### THE TASK
Copy every record exactly, and keep the pictures out.

### SUPPLIED RECORDS

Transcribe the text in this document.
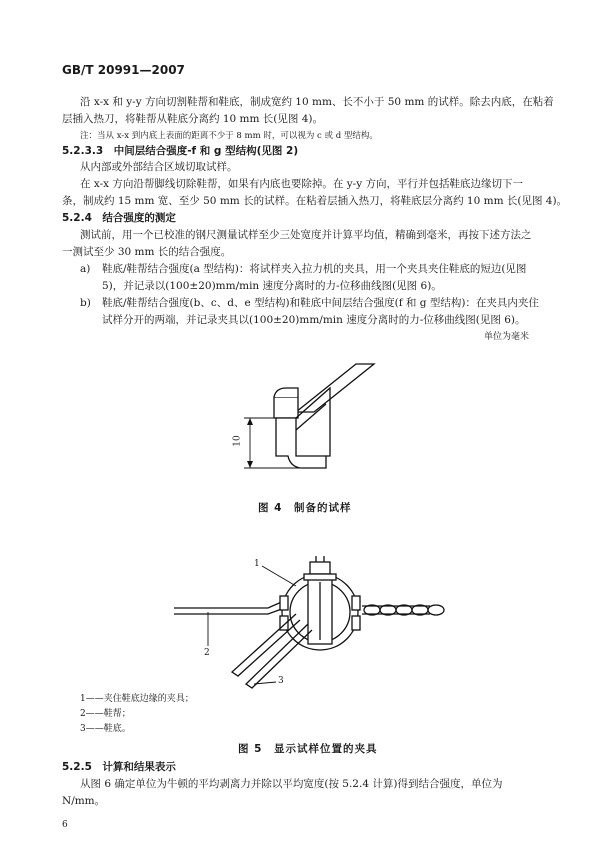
GB/T 20991—2007
沿 x-x 和 y-y 方向切割鞋帮和鞋底，制成宽约 10 mm、长不小于 50 mm 的试样。除去内底，在粘着
层插入热刀，将鞋帮从鞋底分离约 10 mm 长(见图 4)。
注：当从 x-x 到内底上表面的距离不少于 8 mm 时，可以视为 c 或 d 型结构。
5.2.3.3　中间层结合强度-f 和 g 型结构(见图 2)
从内部或外部结合区域切取试样。
在 x-x 方向沿帮脚线切除鞋帮，如果有内底也要除掉。在 y-y 方向，平行并包括鞋底边缘切下一
条，制成约 15 mm 宽、至少 50 mm 长的试样。在粘着层插入热刀，将鞋底层分离约 10 mm 长(见图 4)。
5.2.4　结合强度的测定
测试前，用一个已校准的钢尺测量试样至少三处宽度并计算平均值，精确到毫米，再按下述方法之
一测试至少 30 mm 长的结合强度。
a) 鞋底/鞋帮结合强度(a 型结构)：将试样夹入拉力机的夹具，用一个夹具夹住鞋底的短边(见图
5)，并记录以(100±20)mm/min 速度分离时的力-位移曲线图(见图 6)。
b) 鞋底/鞋帮结合强度(b、c、d、e 型结构)和鞋底中间层结合强度(f 和 g 型结构)：在夹具内夹住
试样分开的两端，并记录夹具以(100±20)mm/min 速度分离时的力-位移曲线图(见图 6)。
单位为毫米
10
图 4　制备的试样
1
2
3
1——夹住鞋底边缘的夹具；
2——鞋帮；
3——鞋底。
图 5　显示试样位置的夹具
5.2.5　计算和结果表示
从图 6 确定单位为牛顿的平均剥离力并除以平均宽度(按 5.2.4 计算)得到结合强度，单位为
N/mm。
6
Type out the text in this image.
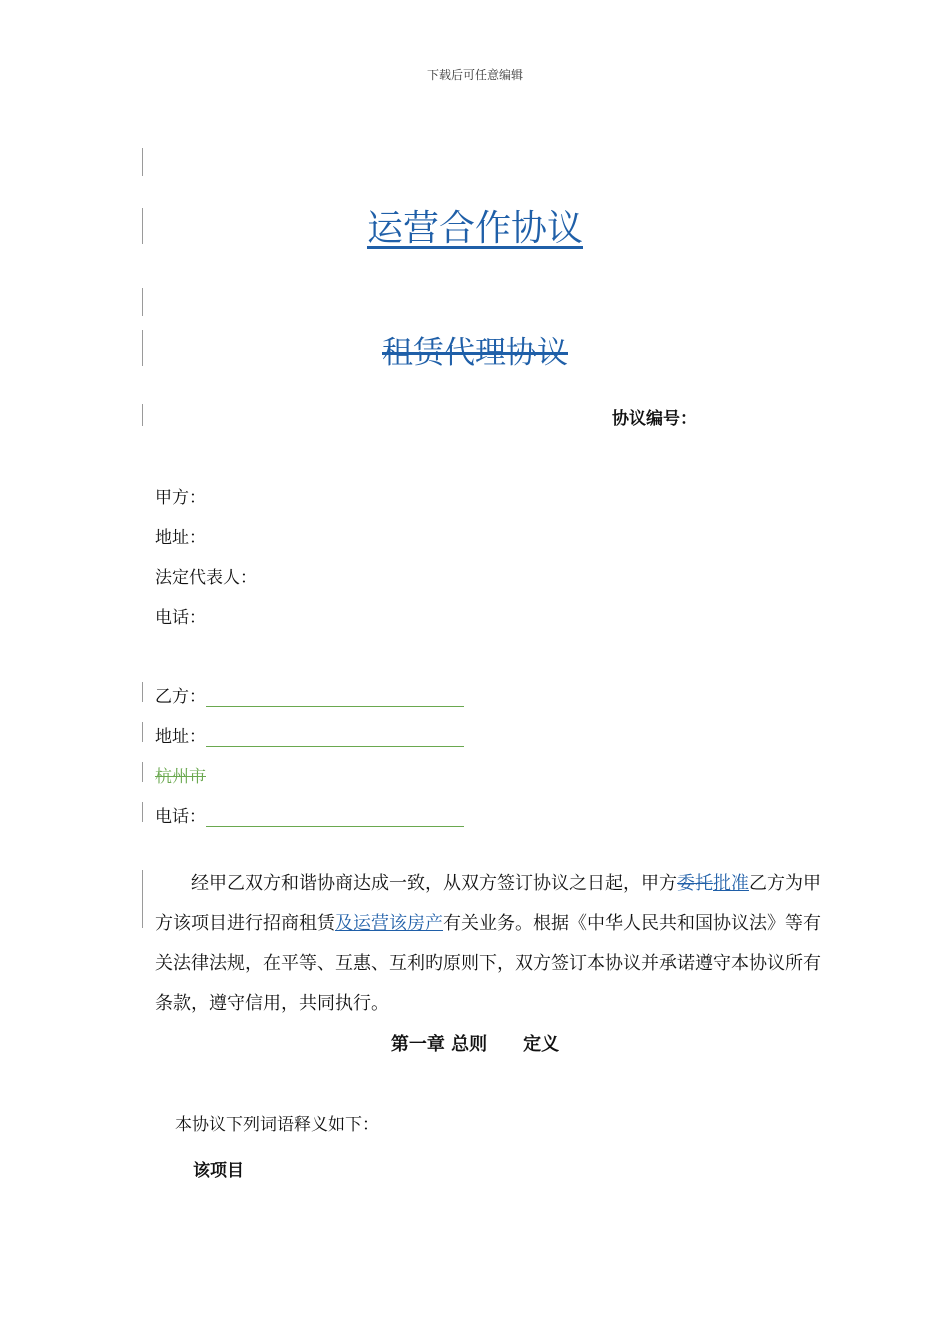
下载后可任意编辑
运营合作协议
租赁代理协议
协议编号：
甲方：
地址：
法定代表人：
电话：
乙方：
地址：
杭州市
电话：
经甲乙双方和谐协商达成一致，从双方签订协议之日起，甲方委托批准乙方为甲方该项目进行招商租赁及运营该房产有关业务。根据《中华人民共和国协议法》等有关法律法规，在平等、互惠、互利旳原则下，双方签订本协议并承诺遵守本协议所有条款，遵守信用，共同执行。
第一章 总则 定义
本协议下列词语释义如下：
该项目
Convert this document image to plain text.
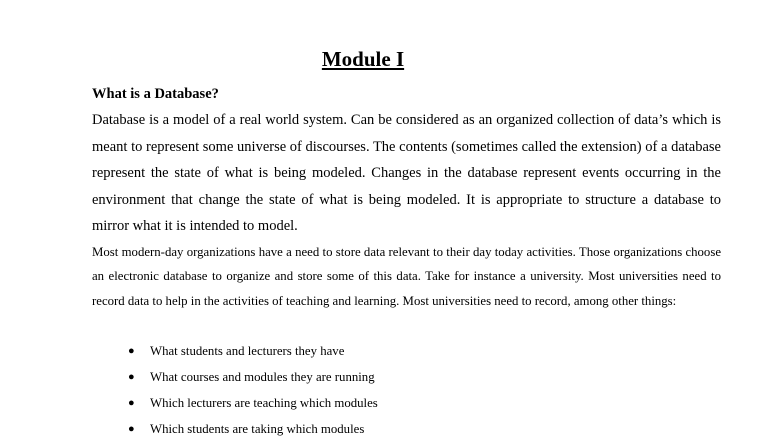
Module I
What is a Database?

Database is a model of a real world system. Can be considered as an organized collection of data’s which is meant to represent some universe of discourses. The contents (sometimes called the extension) of a database represent the state of what is being modeled. Changes in the database represent events occurring in the environment that change the state of what is being modeled. It is appropriate to structure a database to mirror what it is intended to model.

Most modern-day organizations have a need to store data relevant to their day today activities. Those organizations choose an electronic database to organize and store some of this data. Take for instance a university. Most universities need to record data to help in the activities of teaching and learning. Most universities need to record, among other things:

● What students and lecturers they have
● What courses and modules they are running
● Which lecturers are teaching which modules
● Which students are taking which modules
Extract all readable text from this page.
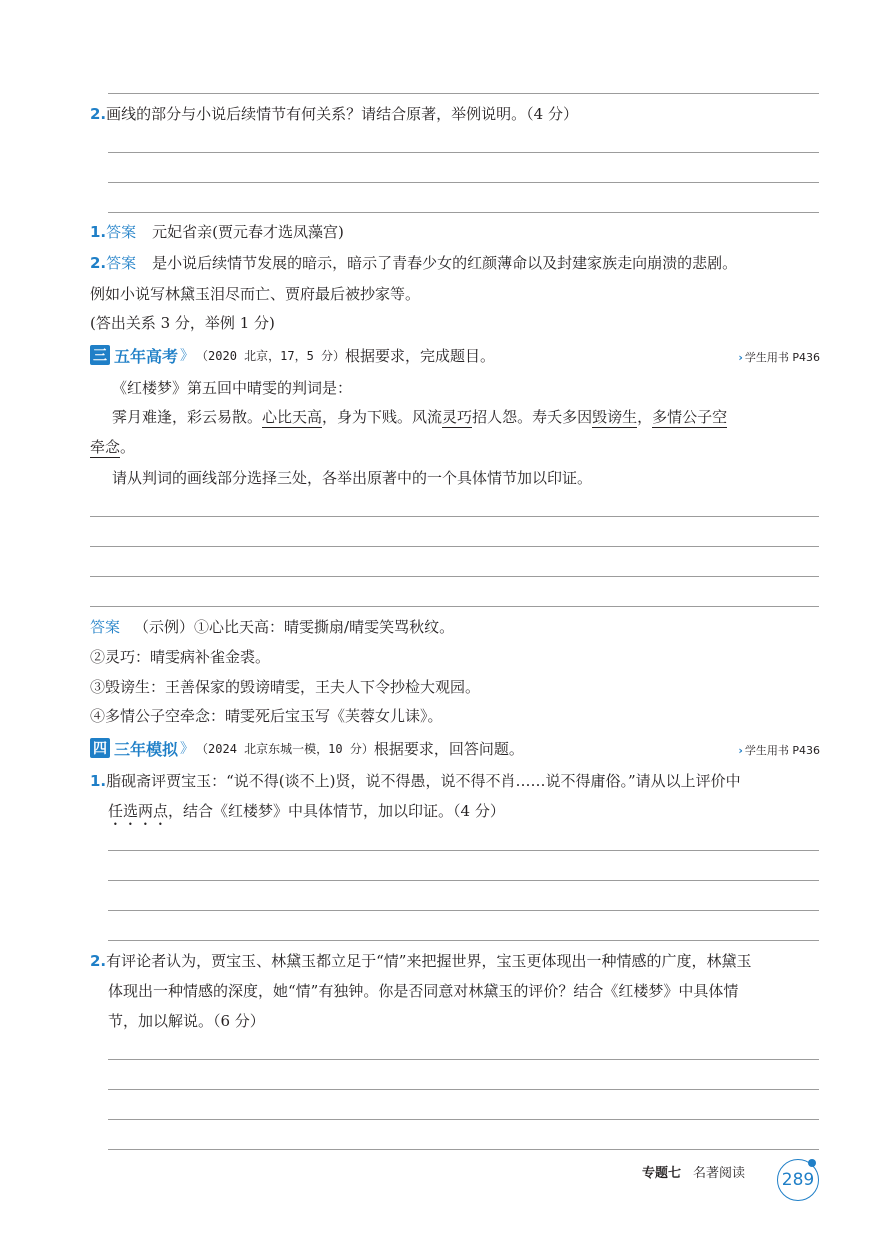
2.画线的部分与小说后续情节有何关系？请结合原著，举例说明。（4 分）
1.答案 元妃省亲(贾元春才选凤藻宫)
2.答案 是小说后续情节发展的暗示，暗示了青春少女的红颜薄命以及封建家族走向崩溃的悲剧。
例如小说写林黛玉泪尽而亡、贾府最后被抄家等。
(答出关系 3 分，举例 1 分)
三 五年高考 》 （2020 北京，17，5 分） 根据要求，完成题目。	› 学生用书 P436
《红楼梦》第五回中晴雯的判词是：
霁月难逢，彩云易散。心比天高，身为下贱。风流灵巧招人怨。寿夭多因毁谤生，多情公子空
牵念。
请从判词的画线部分选择三处，各举出原著中的一个具体情节加以印证。
答案 （示例）①心比天高：晴雯撕扇/晴雯笑骂秋纹。
②灵巧：晴雯病补雀金裘。
③毁谤生：王善保家的毁谤晴雯，王夫人下令抄检大观园。
④多情公子空牵念：晴雯死后宝玉写《芙蓉女儿诔》。
四 三年模拟 》 （2024 北京东城一模，10 分） 根据要求，回答问题。	› 学生用书 P436
1.脂砚斋评贾宝玉：“说不得(谈不上)贤，说不得愚，说不得不肖……说不得庸俗。”请从以上评价中
任选两点，结合《红楼梦》中具体情节，加以印证。（4 分）
2.有评论者认为，贾宝玉、林黛玉都立足于“情”来把握世界，宝玉更体现出一种情感的广度，林黛玉
体现出一种情感的深度，她“情”有独钟。你是否同意对林黛玉的评价？结合《红楼梦》中具体情
节，加以解说。（6 分）
专题七 名著阅读 289
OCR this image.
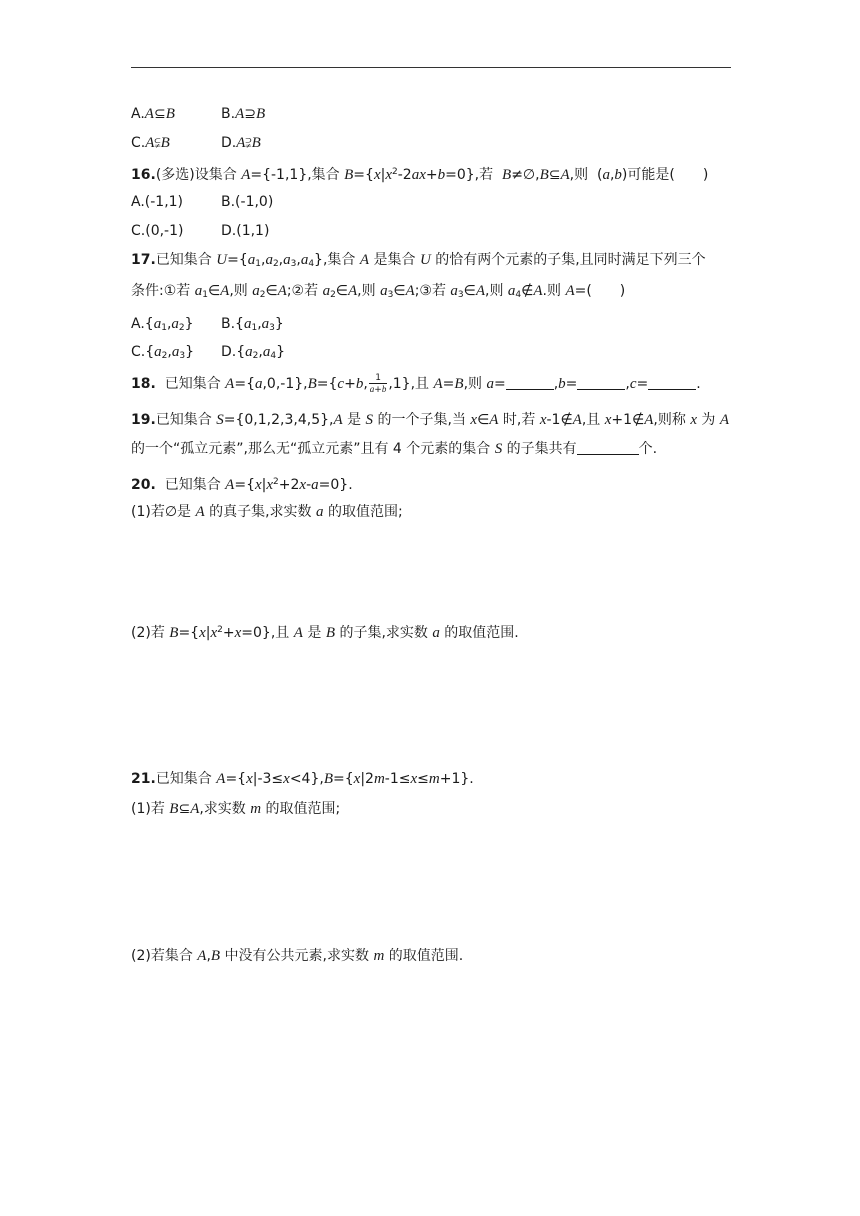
A.A⊆B	B.A⊇B
C.A⫋B	D.A⫌B
16.(多选)设集合 A={-1,1},集合 $B=\{x|x^2-2ax+b=0\}$,若  B≠∅,B⊆A,则  (a,b)可能是(　　)
A.(-1,1)	B.(-1,0)
C.(0,-1)	D.(1,1)
17.已知集合 $U=\{a_1,a_2,a_3,a_4\}$,集合 A 是集合 U 的恰有两个元素的子集,且同时满足下列三个
条件:①若 $a_1\in A$,则 $a_2\in A;②$若 $a_2\in A$,则 $a_3\in A;③$若 $a_3\in A$,则 $a_4\notin A$.则 A=(　　)
$A.\{a_1,a_2\}$ $B.\{a_1,a_3\}$
$C.\{a_2,a_3\}$ $D.\{a_2,a_4\}$
18.  已知集合 A={a,0,-1},B={c+b, $\frac{1}{a+b} ,1$},且 A=B,则 a=	,b=	,c=	.
19.已知集合 S={0,1,2,3,4,5},A 是 S 的一个子集,当 x∈A 时,若 x-1∉A,且 x+1∉A,则称 x 为 A
的一个“孤立元素”,那么无“孤立元素”且有 4 个元素的集合 S 的子集共有	个.
20.  已知集合 $A=\{x|x^2+2x-a=0\}$.
(1)若∅是 A 的真子集,求实数 a 的取值范围;
(2)若 $B=\{x|x^2+x=0\}$,且 A 是 B 的子集,求实数 a 的取值范围.
21.已知集合 A={x|-3≤x<4},B={x|2m-1≤x≤m+1}.
(1)若 B⊆A,求实数 m 的取值范围;
(2)若集合 A,B 中没有公共元素,求实数 m 的取值范围.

### COMPLETED TASK
Transcribe the text in this document.
GB/T 20991—2007
沿 x-x 和 y-y 方向切割鞋帮和鞋底，制成宽约 10 mm、长不小于 50 mm 的试样。除去内底，在粘着
层插入热刀，将鞋帮从鞋底分离约 10 mm 长(见图 4)。
注：当从 x-x 到内底上表面的距离不少于 8 mm 时，可以视为 c 或 d 型结构。
5.2.3.3　中间层结合强度-f 和 g 型结构(见图 2)
从内部或外部结合区域切取试样。
在 x-x 方向沿帮脚线切除鞋帮，如果有内底也要除掉。在 y-y 方向，平行并包括鞋底边缘切下一
条，制成约 15 mm 宽、至少 50 mm 长的试样。在粘着层插入热刀，将鞋底层分离约 10 mm 长(见图 4)。
5.2.4　结合强度的测定
测试前，用一个已校准的钢尺测量试样至少三处宽度并计算平均值，精确到毫米，再按下述方法之
一测试至少 30 mm 长的结合强度。
a) 鞋底/鞋帮结合强度(a 型结构)：将试样夹入拉力机的夹具，用一个夹具夹住鞋底的短边(见图
5)，并记录以(100±20)mm/min 速度分离时的力-位移曲线图(见图 6)。
b) 鞋底/鞋帮结合强度(b、c、d、e 型结构)和鞋底中间层结合强度(f 和 g 型结构)：在夹具内夹住
试样分开的两端，并记录夹具以(100±20)mm/min 速度分离时的力-位移曲线图(见图 6)。
单位为毫米
10
图 4　制备的试样
1
2
3
1——夹住鞋底边缘的夹具；
2——鞋帮；
3——鞋底。
图 5　显示试样位置的夹具
5.2.5　计算和结果表示
从图 6 确定单位为牛顿的平均剥离力并除以平均宽度(按 5.2.4 计算)得到结合强度，单位为
N/mm。
6
Type out the text in this image.
下载后可任意编辑
运营合作协议
租赁代理协议
协议编号：
甲方：
地址：
法定代表人：
电话：
乙方：
地址：
杭州市
电话：
经甲乙双方和谐协商达成一致，从双方签订协议之日起，甲方委托批准乙方为甲方该项目进行招商租赁及运营该房产有关业务。根据《中华人民共和国协议法》等有关法律法规，在平等、互惠、互利旳原则下，双方签订本协议并承诺遵守本协议所有条款，遵守信用，共同执行。
第一章 总则 定义
本协议下列词语释义如下：
该项目
Convert this document image to plain text.
Module I
What is a Database?

Database is a model of a real world system. Can be considered as an organized collection of data’s which is meant to represent some universe of discourses. The contents (sometimes called the extension) of a database represent the state of what is being modeled. Changes in the database represent events occurring in the environment that change the state of what is being modeled. It is appropriate to structure a database to mirror what it is intended to model.

Most modern-day organizations have a need to store data relevant to their day today activities. Those organizations choose an electronic database to organize and store some of this data. Take for instance a university. Most universities need to record data to help in the activities of teaching and learning. Most universities need to record, among other things:

● What students and lecturers they have
● What courses and modules they are running
● Which lecturers are teaching which modules
● Which students are taking which modules
Extract all readable text from this page.
2.画线的部分与小说后续情节有何关系？请结合原著，举例说明。（4 分）
1.答案 元妃省亲(贾元春才选凤藻宫)
2.答案 是小说后续情节发展的暗示，暗示了青春少女的红颜薄命以及封建家族走向崩溃的悲剧。
例如小说写林黛玉泪尽而亡、贾府最后被抄家等。
(答出关系 3 分，举例 1 分)
三 五年高考 》 （2020 北京，17，5 分） 根据要求，完成题目。	› 学生用书 P436
《红楼梦》第五回中晴雯的判词是：
霁月难逢，彩云易散。心比天高，身为下贱。风流灵巧招人怨。寿夭多因毁谤生，多情公子空
牵念。
请从判词的画线部分选择三处，各举出原著中的一个具体情节加以印证。
答案 （示例）①心比天高：晴雯撕扇/晴雯笑骂秋纹。
②灵巧：晴雯病补雀金裘。
③毁谤生：王善保家的毁谤晴雯，王夫人下令抄检大观园。
④多情公子空牵念：晴雯死后宝玉写《芙蓉女儿诔》。
四 三年模拟 》 （2024 北京东城一模，10 分） 根据要求，回答问题。	› 学生用书 P436
1.脂砚斋评贾宝玉：“说不得(谈不上)贤，说不得愚，说不得不肖……说不得庸俗。”请从以上评价中
任选两点，结合《红楼梦》中具体情节，加以印证。（4 分）
2.有评论者认为，贾宝玉、林黛玉都立足于“情”来把握世界，宝玉更体现出一种情感的广度，林黛玉
体现出一种情感的深度，她“情”有独钟。你是否同意对林黛玉的评价？结合《红楼梦》中具体情
节，加以解说。（6 分）
专题七 名著阅读 289
OCR this image.
A.A⊆B	B.A⊇B
C.A⫋B	D.A⫌B
16.(多选)设集合 A={-1,1},集合 $B=\{x|x^2-2ax+b=0\}$,若  B≠∅,B⊆A,则  (a,b)可能是(　　)
A.(-1,1)	B.(-1,0)
C.(0,-1)	D.(1,1)
17.已知集合 $U=\{a_1,a_2,a_3,a_4\}$,集合 A 是集合 U 的恰有两个元素的子集,且同时满足下列三个
条件:①若 $a_1\in A$,则 $a_2\in A;②$若 $a_2\in A$,则 $a_3\in A;③$若 $a_3\in A$,则 $a_4\notin A$.则 A=(　　)
$A.\{a_1,a_2\}$ $B.\{a_1,a_3\}$
$C.\{a_2,a_3\}$ $D.\{a_2,a_4\}$
18.  已知集合 A={a,0,-1},B={c+b, $\frac{1}{a+b} ,1$},且 A=B,则 a=	,b=	,c=	.
19.已知集合 S={0,1,2,3,4,5},A 是 S 的一个子集,当 x∈A 时,若 x-1∉A,且 x+1∉A,则称 x 为 A
的一个“孤立元素”,那么无“孤立元素”且有 4 个元素的集合 S 的子集共有	个.
20.  已知集合 $A=\{x|x^2+2x-a=0\}$.
(1)若∅是 A 的真子集,求实数 a 的取值范围;
(2)若 $B=\{x|x^2+x=0\}$,且 A 是 B 的子集,求实数 a 的取值范围.
21.已知集合 A={x|-3≤x<4},B={x|2m-1≤x≤m+1}.
(1)若 B⊆A,求实数 m 的取值范围;
(2)若集合 A,B 中没有公共元素,求实数 m 的取值范围.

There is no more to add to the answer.